• STATED TASK: Below is a block of records; return all of them exactly, but without the images.

• AVAILABLE DATA:
================
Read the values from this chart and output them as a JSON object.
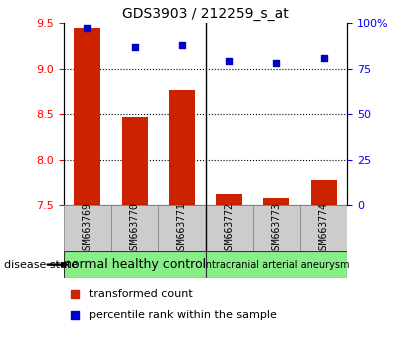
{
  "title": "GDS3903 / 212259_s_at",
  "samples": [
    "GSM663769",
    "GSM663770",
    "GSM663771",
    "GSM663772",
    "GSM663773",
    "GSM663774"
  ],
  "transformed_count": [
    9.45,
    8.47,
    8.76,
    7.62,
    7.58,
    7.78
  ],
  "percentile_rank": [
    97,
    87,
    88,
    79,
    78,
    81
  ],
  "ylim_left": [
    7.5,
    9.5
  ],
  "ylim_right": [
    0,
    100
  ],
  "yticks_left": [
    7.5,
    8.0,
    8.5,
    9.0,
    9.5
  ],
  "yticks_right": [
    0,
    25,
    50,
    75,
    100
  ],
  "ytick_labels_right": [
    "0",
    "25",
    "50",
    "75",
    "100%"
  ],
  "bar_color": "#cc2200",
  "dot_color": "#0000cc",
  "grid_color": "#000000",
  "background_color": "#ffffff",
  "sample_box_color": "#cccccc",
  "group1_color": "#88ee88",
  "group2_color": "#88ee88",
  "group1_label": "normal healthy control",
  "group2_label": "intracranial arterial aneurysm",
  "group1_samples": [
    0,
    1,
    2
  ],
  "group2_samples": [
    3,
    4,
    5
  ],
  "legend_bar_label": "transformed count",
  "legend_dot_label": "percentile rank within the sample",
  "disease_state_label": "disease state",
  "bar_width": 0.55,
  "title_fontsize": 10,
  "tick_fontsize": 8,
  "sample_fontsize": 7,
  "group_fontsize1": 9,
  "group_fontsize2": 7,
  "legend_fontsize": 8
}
================
• FINAL RESULT:
Read the values from this chart and output them as a JSON object.
{
  "title": "GDS3903 / 212259_s_at",
  "samples": [
    "GSM663769",
    "GSM663770",
    "GSM663771",
    "GSM663772",
    "GSM663773",
    "GSM663774"
  ],
  "transformed_count": [
    9.45,
    8.47,
    8.76,
    7.62,
    7.58,
    7.78
  ],
  "percentile_rank": [
    97,
    87,
    88,
    79,
    78,
    81
  ],
  "ylim_left": [
    7.5,
    9.5
  ],
  "ylim_right": [
    0,
    100
  ],
  "yticks_left": [
    7.5,
    8.0,
    8.5,
    9.0,
    9.5
  ],
  "yticks_right": [
    0,
    25,
    50,
    75,
    100
  ],
  "ytick_labels_right": [
    "0",
    "25",
    "50",
    "75",
    "100%"
  ],
  "bar_color": "#cc2200",
  "dot_color": "#0000cc",
  "grid_color": "#000000",
  "background_color": "#ffffff",
  "sample_box_color": "#cccccc",
  "group1_color": "#88ee88",
  "group2_color": "#88ee88",
  "group1_label": "normal healthy control",
  "group2_label": "intracranial arterial aneurysm",
  "group1_samples": [
    0,
    1,
    2
  ],
  "group2_samples": [
    3,
    4,
    5
  ],
  "legend_bar_label": "transformed count",
  "legend_dot_label": "percentile rank within the sample",
  "disease_state_label": "disease state",
  "bar_width": 0.55,
  "title_fontsize": 10,
  "tick_fontsize": 8,
  "sample_fontsize": 7,
  "group_fontsize1": 9,
  "group_fontsize2": 7,
  "legend_fontsize": 8
}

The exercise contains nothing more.